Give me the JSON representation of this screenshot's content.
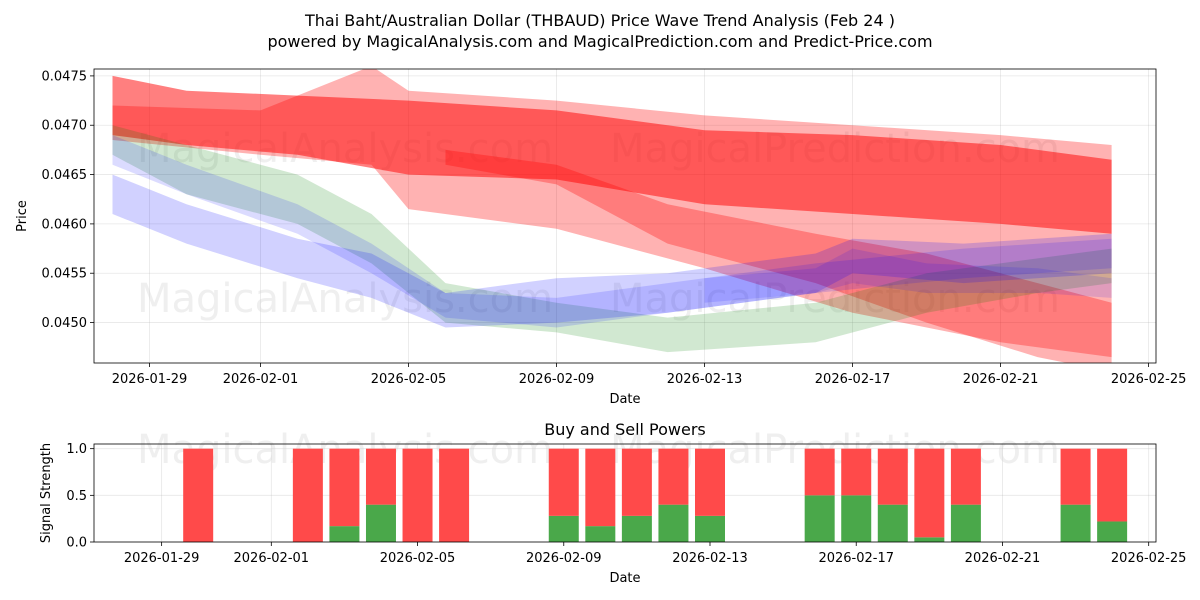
{
  "colors": {
    "red_band": "#ff0000",
    "green_band": "#008000",
    "blue_band": "#0000ff",
    "buy": "#4aa84a",
    "sell": "#ff4a4a"
  },
  "chart_data": [
    {
      "type": "area",
      "title_line1": "Thai Baht/Australian Dollar (THBAUD) Price Wave Trend Analysis (Feb 24 )",
      "title_line2": "powered by MagicalAnalysis.com and MagicalPrediction.com and Predict-Price.com",
      "xlabel": "Date",
      "ylabel": "Price",
      "xlim": [
        "2026-01-27.5",
        "2026-02-25.2"
      ],
      "ylim": [
        0.04459,
        0.04757
      ],
      "x_ticks": [
        "2026-01-29",
        "2026-02-01",
        "2026-02-05",
        "2026-02-09",
        "2026-02-13",
        "2026-02-17",
        "2026-02-21",
        "2026-02-25"
      ],
      "y_ticks": [
        "0.0450",
        "0.0455",
        "0.0460",
        "0.0465",
        "0.0470",
        "0.0475"
      ],
      "watermarks": [
        "MagicalAnalysis.com",
        "MagicalPrediction.com",
        "MagicalAnalysis.com",
        "MagicalPrediction.com"
      ],
      "series": [
        {
          "name": "red-wave-upper",
          "color": "red",
          "opacity": 0.5,
          "x": [
            "2026-01-28",
            "2026-01-30",
            "2026-02-02",
            "2026-02-05",
            "2026-02-09",
            "2026-02-13",
            "2026-02-17",
            "2026-02-21",
            "2026-02-24"
          ],
          "low": [
            0.0469,
            0.0468,
            0.0467,
            0.0465,
            0.04645,
            0.0462,
            0.0461,
            0.046,
            0.0459
          ],
          "high": [
            0.0475,
            0.04735,
            0.0473,
            0.04725,
            0.04715,
            0.04695,
            0.0469,
            0.0468,
            0.04665
          ]
        },
        {
          "name": "red-wave-wide",
          "color": "red",
          "opacity": 0.3,
          "x": [
            "2026-01-28",
            "2026-02-01",
            "2026-02-04",
            "2026-02-05",
            "2026-02-09",
            "2026-02-13",
            "2026-02-17",
            "2026-02-21",
            "2026-02-24"
          ],
          "low": [
            0.04685,
            0.0467,
            0.0466,
            0.04615,
            0.04595,
            0.04555,
            0.0451,
            0.0448,
            0.04465
          ],
          "high": [
            0.0472,
            0.04715,
            0.0476,
            0.04735,
            0.04725,
            0.0471,
            0.047,
            0.0469,
            0.0468
          ]
        },
        {
          "name": "red-wave-lower",
          "color": "red",
          "opacity": 0.3,
          "x": [
            "2026-02-06",
            "2026-02-09",
            "2026-02-12",
            "2026-02-16",
            "2026-02-19",
            "2026-02-22",
            "2026-02-24"
          ],
          "low": [
            0.0466,
            0.0464,
            0.0458,
            0.0454,
            0.045,
            0.04465,
            0.0445
          ],
          "high": [
            0.04675,
            0.0466,
            0.0462,
            0.0459,
            0.0457,
            0.0454,
            0.0452
          ]
        },
        {
          "name": "green-wave",
          "color": "green",
          "opacity": 0.18,
          "x": [
            "2026-01-28",
            "2026-01-30",
            "2026-02-02",
            "2026-02-04",
            "2026-02-06",
            "2026-02-09",
            "2026-02-12",
            "2026-02-16",
            "2026-02-19",
            "2026-02-22",
            "2026-02-24"
          ],
          "low": [
            0.0467,
            0.0463,
            0.046,
            0.0456,
            0.045,
            0.0449,
            0.0447,
            0.0448,
            0.0451,
            0.0453,
            0.0454
          ],
          "high": [
            0.047,
            0.0468,
            0.0465,
            0.0461,
            0.0454,
            0.0452,
            0.04505,
            0.0452,
            0.0455,
            0.04565,
            0.04575
          ]
        },
        {
          "name": "blue-wave-main",
          "color": "blue",
          "opacity": 0.18,
          "x": [
            "2026-01-28",
            "2026-01-30",
            "2026-02-02",
            "2026-02-04",
            "2026-02-06",
            "2026-02-09",
            "2026-02-12",
            "2026-02-16",
            "2026-02-17",
            "2026-02-20",
            "2026-02-24"
          ],
          "low": [
            0.0461,
            0.0458,
            0.04545,
            0.04525,
            0.04495,
            0.045,
            0.0451,
            0.0453,
            0.0455,
            0.0454,
            0.0455
          ],
          "high": [
            0.0465,
            0.0462,
            0.04585,
            0.0457,
            0.0453,
            0.04545,
            0.0455,
            0.0457,
            0.04585,
            0.0458,
            0.0459
          ]
        },
        {
          "name": "blue-wave-upper",
          "color": "blue",
          "opacity": 0.14,
          "x": [
            "2026-01-28",
            "2026-01-30",
            "2026-02-02",
            "2026-02-04",
            "2026-02-06",
            "2026-02-09",
            "2026-02-12",
            "2026-02-16",
            "2026-02-20",
            "2026-02-24"
          ],
          "low": [
            0.0466,
            0.0463,
            0.0459,
            0.0455,
            0.04505,
            0.04495,
            0.0451,
            0.0453,
            0.04545,
            0.04555
          ],
          "high": [
            0.0469,
            0.0466,
            0.0462,
            0.0458,
            0.0453,
            0.04525,
            0.0454,
            0.0456,
            0.04575,
            0.04585
          ]
        },
        {
          "name": "purple-overlap",
          "color": "blue",
          "opacity": 0.12,
          "x": [
            "2026-02-13",
            "2026-02-16",
            "2026-02-17",
            "2026-02-19",
            "2026-02-22",
            "2026-02-24"
          ],
          "low": [
            0.0452,
            0.0453,
            0.0454,
            0.0453,
            0.0453,
            0.04525
          ],
          "high": [
            0.04545,
            0.04555,
            0.04575,
            0.0456,
            0.04555,
            0.04545
          ]
        }
      ]
    },
    {
      "type": "bar",
      "title": "Buy and Sell Powers",
      "xlabel": "Date",
      "ylabel": "Signal Strength",
      "ylim": [
        0,
        1.05
      ],
      "x_ticks": [
        "2026-01-29",
        "2026-02-01",
        "2026-02-05",
        "2026-02-09",
        "2026-02-13",
        "2026-02-17",
        "2026-02-21",
        "2026-02-25"
      ],
      "y_ticks": [
        "0.0",
        "0.5",
        "1.0"
      ],
      "categories": [
        "2026-01-30",
        "2026-02-02",
        "2026-02-03",
        "2026-02-04",
        "2026-02-05",
        "2026-02-06",
        "2026-02-09",
        "2026-02-10",
        "2026-02-11",
        "2026-02-12",
        "2026-02-13",
        "2026-02-16",
        "2026-02-17",
        "2026-02-18",
        "2026-02-19",
        "2026-02-20",
        "2026-02-23",
        "2026-02-24"
      ],
      "series": [
        {
          "name": "Buy",
          "values": [
            0,
            0,
            0.17,
            0.4,
            0,
            0,
            0.28,
            0.17,
            0.28,
            0.4,
            0.28,
            0.5,
            0.5,
            0.4,
            0.05,
            0.4,
            0.4,
            0.22
          ]
        },
        {
          "name": "Sell",
          "values": [
            1.0,
            1.0,
            0.83,
            0.6,
            1.0,
            1.0,
            0.72,
            0.83,
            0.72,
            0.6,
            0.72,
            0.5,
            0.5,
            0.6,
            0.95,
            0.6,
            0.6,
            0.78
          ]
        }
      ]
    }
  ]
}
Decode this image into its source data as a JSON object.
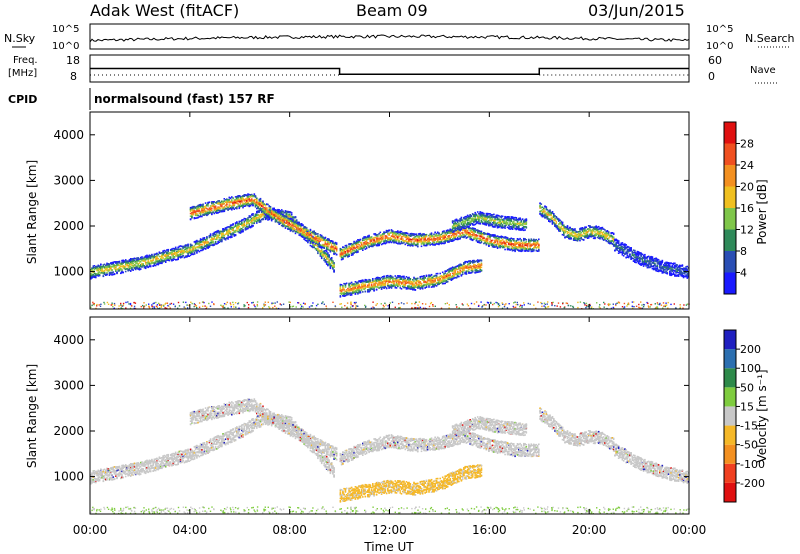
{
  "header": {
    "station": "Adak West (fitACF)",
    "beam": "Beam 09",
    "date": "03/Jun/2015"
  },
  "nsky_panel": {
    "left_label": "N.Sky",
    "right_label": "N.Search",
    "left_ticks": [
      "10^5",
      "10^0"
    ],
    "right_ticks": [
      "10^5",
      "10^0"
    ]
  },
  "freq_panel": {
    "left_label_1": "Freq.",
    "left_label_2": "[MHz]",
    "right_label": "Nave",
    "left_ticks": [
      "18",
      "8"
    ],
    "right_ticks": [
      "60",
      "0"
    ]
  },
  "cpid": {
    "label": "CPID",
    "program": "normalsound (fast) 157 RF"
  },
  "x_axis": {
    "title": "Time UT",
    "ticks": [
      "00:00",
      "04:00",
      "08:00",
      "12:00",
      "16:00",
      "20:00",
      "00:00"
    ]
  },
  "power_panel": {
    "ylabel": "Slant Range [km]",
    "yticks": [
      "1000",
      "2000",
      "3000",
      "4000"
    ],
    "colorbar_title": "Power [dB]",
    "colorbar_ticks": [
      "4",
      "8",
      "12",
      "16",
      "20",
      "24",
      "28"
    ],
    "colorbar_colors": [
      "#1a1aff",
      "#2a4eb4",
      "#2f8a5a",
      "#7fc64a",
      "#f0c020",
      "#f39020",
      "#f05020",
      "#e01010"
    ]
  },
  "velocity_panel": {
    "ylabel": "Slant Range [km]",
    "yticks": [
      "1000",
      "2000",
      "3000",
      "4000"
    ],
    "colorbar_title": "Velocity [m s⁻¹]",
    "colorbar_ticks": [
      "200",
      "100",
      "50",
      "15",
      "-15",
      "-50",
      "-100",
      "-200"
    ],
    "colorbar_colors": [
      "#2020c0",
      "#2c6fb0",
      "#2e8a4a",
      "#7fcc3f",
      "#c8c8c8",
      "#f5b828",
      "#f39020",
      "#f04020",
      "#e01010"
    ]
  },
  "chart_data": {
    "type": "heatmap",
    "x_range_hours": [
      0,
      24
    ],
    "y_range_km": [
      180,
      4500
    ],
    "freq_mhz": {
      "segments": [
        {
          "start": 0,
          "end": 10,
          "value": 13
        },
        {
          "start": 10,
          "end": 18,
          "value": 10
        },
        {
          "start": 18,
          "end": 24,
          "value": 13
        }
      ]
    },
    "power_bands": [
      {
        "t": [
          0.0,
          2.0,
          4.0,
          6.0,
          7.0,
          8.0,
          9.0,
          9.8
        ],
        "range": [
          1000,
          1200,
          1500,
          2000,
          2300,
          2200,
          1600,
          1100
        ],
        "peak_db": 20
      },
      {
        "t": [
          4.0,
          5.5,
          6.5,
          7.5,
          8.5,
          9.5,
          9.9
        ],
        "range": [
          2300,
          2500,
          2600,
          2200,
          1900,
          1600,
          1500
        ],
        "peak_db": 28
      },
      {
        "t": [
          10.0,
          11.0,
          12.0,
          13.0,
          14.0,
          15.0,
          16.0,
          17.0,
          18.0
        ],
        "range": [
          1400,
          1650,
          1800,
          1700,
          1750,
          1900,
          1700,
          1600,
          1600
        ],
        "peak_db": 28
      },
      {
        "t": [
          10.0,
          11.0,
          12.0,
          13.0,
          14.0,
          15.0,
          15.7
        ],
        "range": [
          600,
          700,
          800,
          750,
          850,
          1100,
          1150
        ],
        "peak_db": 26
      },
      {
        "t": [
          14.5,
          15.5,
          16.5,
          17.5
        ],
        "range": [
          2000,
          2200,
          2100,
          2050
        ],
        "peak_db": 16
      },
      {
        "t": [
          18.0,
          18.5,
          19.0,
          19.5,
          20.0,
          20.5,
          21.0
        ],
        "range": [
          2400,
          2200,
          1900,
          1800,
          1900,
          1850,
          1700
        ],
        "peak_db": 20
      },
      {
        "t": [
          21.0,
          22.0,
          23.0,
          24.0
        ],
        "range": [
          1600,
          1300,
          1100,
          1000
        ],
        "peak_db": 8
      }
    ]
  }
}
....
Determine how many lines of the data contain the word "name", and reply with that number only.

9